- Task statement
Leave the pictures out, and retype all of the material exactly as written.

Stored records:

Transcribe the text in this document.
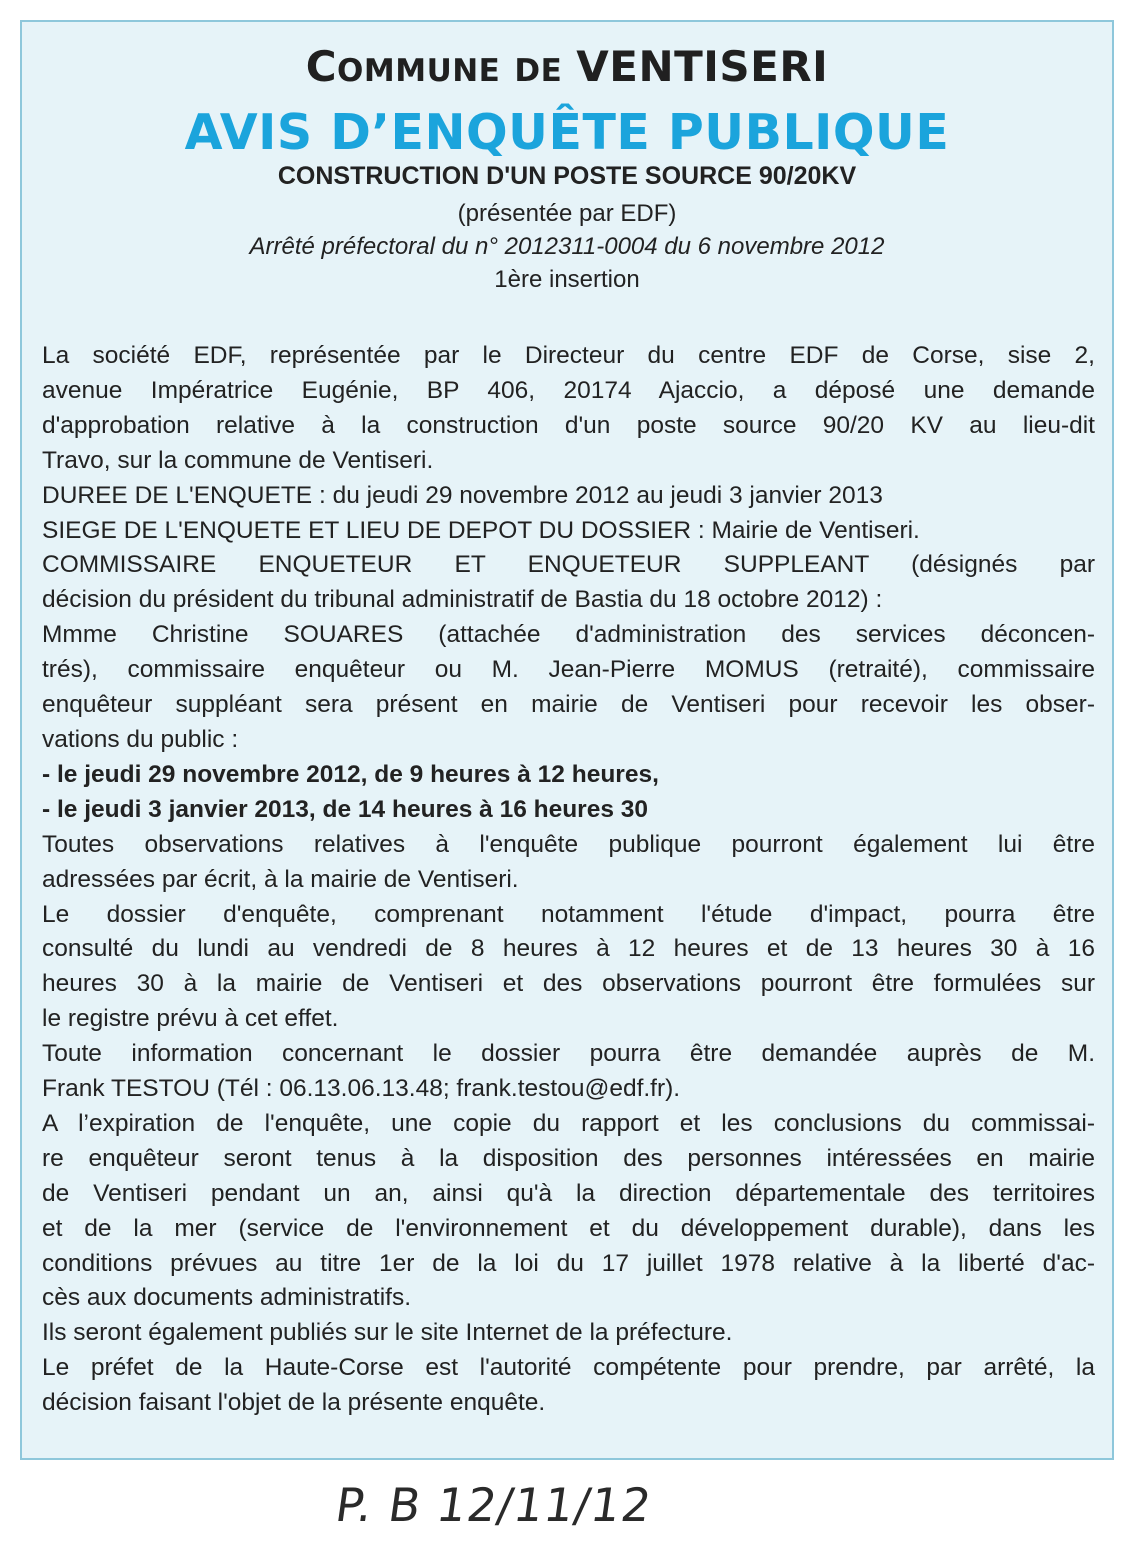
COMMUNE DE VENTISERI
AVIS D’ENQUÊTE PUBLIQUE
CONSTRUCTION D'UN POSTE SOURCE 90/20KV
(présentée par EDF)
Arrêté préfectoral du n° 2012311-0004 du 6 novembre 2012
1ère insertion

La société EDF, représentée par le Directeur du centre EDF de Corse, sise 2,

avenue Impératrice Eugénie, BP 406, 20174 Ajaccio, a déposé une demande

d'approbation relative à la construction d'un poste source 90/20 KV au lieu-dit

Travo, sur la commune de Ventiseri.

DUREE DE L'ENQUETE : du jeudi 29 novembre 2012 au jeudi 3 janvier 2013

SIEGE DE L'ENQUETE ET LIEU DE DEPOT DU DOSSIER : Mairie de Ventiseri.

COMMISSAIRE ENQUETEUR ET ENQUETEUR SUPPLEANT (désignés par

décision du président du tribunal administratif de Bastia du 18 octobre 2012) :

Mmme Christine SOUARES (attachée d'administration des services déconcen-

trés), commissaire enquêteur ou M. Jean-Pierre MOMUS (retraité), commissaire

enquêteur suppléant sera présent en mairie de Ventiseri pour recevoir les obser-

vations du public :

- le jeudi 29 novembre 2012, de 9 heures à 12 heures,

- le jeudi 3 janvier 2013, de 14 heures à 16 heures 30

Toutes observations relatives à l'enquête publique pourront également lui être

adressées par écrit, à la mairie de Ventiseri.

Le dossier d'enquête, comprenant notamment l'étude d'impact, pourra être

consulté du lundi au vendredi de 8 heures à 12 heures et de 13 heures 30 à 16

heures 30 à la mairie de Ventiseri et des observations pourront être formulées sur

le registre prévu à cet effet.

Toute information concernant le dossier pourra être demandée auprès de M.

Frank TESTOU (Tél : 06.13.06.13.48; frank.testou@edf.fr).

A l’expiration de l'enquête, une copie du rapport et les conclusions du commissai-

re enquêteur seront tenus à la disposition des personnes intéressées en mairie

de Ventiseri pendant un an, ainsi qu'à la direction départementale des territoires

et de la mer (service de l'environnement et du développement durable), dans les

conditions prévues au titre 1er de la loi du 17 juillet 1978 relative à la liberté d'ac-

cès aux documents administratifs.

Ils seront également publiés sur le site Internet de la préfecture.

Le préfet de la Haute-Corse est l'autorité compétente pour prendre, par arrêté, la

décision faisant l'objet de la présente enquête.

P. B 12/11/12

- Exercise solution
Transcribe the text in this document.
COMMUNE DE VENTISERI
AVIS D’ENQUÊTE PUBLIQUE
CONSTRUCTION D'UN POSTE SOURCE 90/20KV
(présentée par EDF)
Arrêté préfectoral du n° 2012311-0004 du 6 novembre 2012
1ère insertion

La société EDF, représentée par le Directeur du centre EDF de Corse, sise 2,

avenue Impératrice Eugénie, BP 406, 20174 Ajaccio, a déposé une demande

d'approbation relative à la construction d'un poste source 90/20 KV au lieu-dit

Travo, sur la commune de Ventiseri.

DUREE DE L'ENQUETE : du jeudi 29 novembre 2012 au jeudi 3 janvier 2013

SIEGE DE L'ENQUETE ET LIEU DE DEPOT DU DOSSIER : Mairie de Ventiseri.

COMMISSAIRE ENQUETEUR ET ENQUETEUR SUPPLEANT (désignés par

décision du président du tribunal administratif de Bastia du 18 octobre 2012) :

Mmme Christine SOUARES (attachée d'administration des services déconcen-

trés), commissaire enquêteur ou M. Jean-Pierre MOMUS (retraité), commissaire

enquêteur suppléant sera présent en mairie de Ventiseri pour recevoir les obser-

vations du public :

- le jeudi 29 novembre 2012, de 9 heures à 12 heures,

- le jeudi 3 janvier 2013, de 14 heures à 16 heures 30

Toutes observations relatives à l'enquête publique pourront également lui être

adressées par écrit, à la mairie de Ventiseri.

Le dossier d'enquête, comprenant notamment l'étude d'impact, pourra être

consulté du lundi au vendredi de 8 heures à 12 heures et de 13 heures 30 à 16

heures 30 à la mairie de Ventiseri et des observations pourront être formulées sur

le registre prévu à cet effet.

Toute information concernant le dossier pourra être demandée auprès de M.

Frank TESTOU (Tél : 06.13.06.13.48; frank.testou@edf.fr).

A l’expiration de l'enquête, une copie du rapport et les conclusions du commissai-

re enquêteur seront tenus à la disposition des personnes intéressées en mairie

de Ventiseri pendant un an, ainsi qu'à la direction départementale des territoires

et de la mer (service de l'environnement et du développement durable), dans les

conditions prévues au titre 1er de la loi du 17 juillet 1978 relative à la liberté d'ac-

cès aux documents administratifs.

Ils seront également publiés sur le site Internet de la préfecture.

Le préfet de la Haute-Corse est l'autorité compétente pour prendre, par arrêté, la

décision faisant l'objet de la présente enquête.

P. B 12/11/12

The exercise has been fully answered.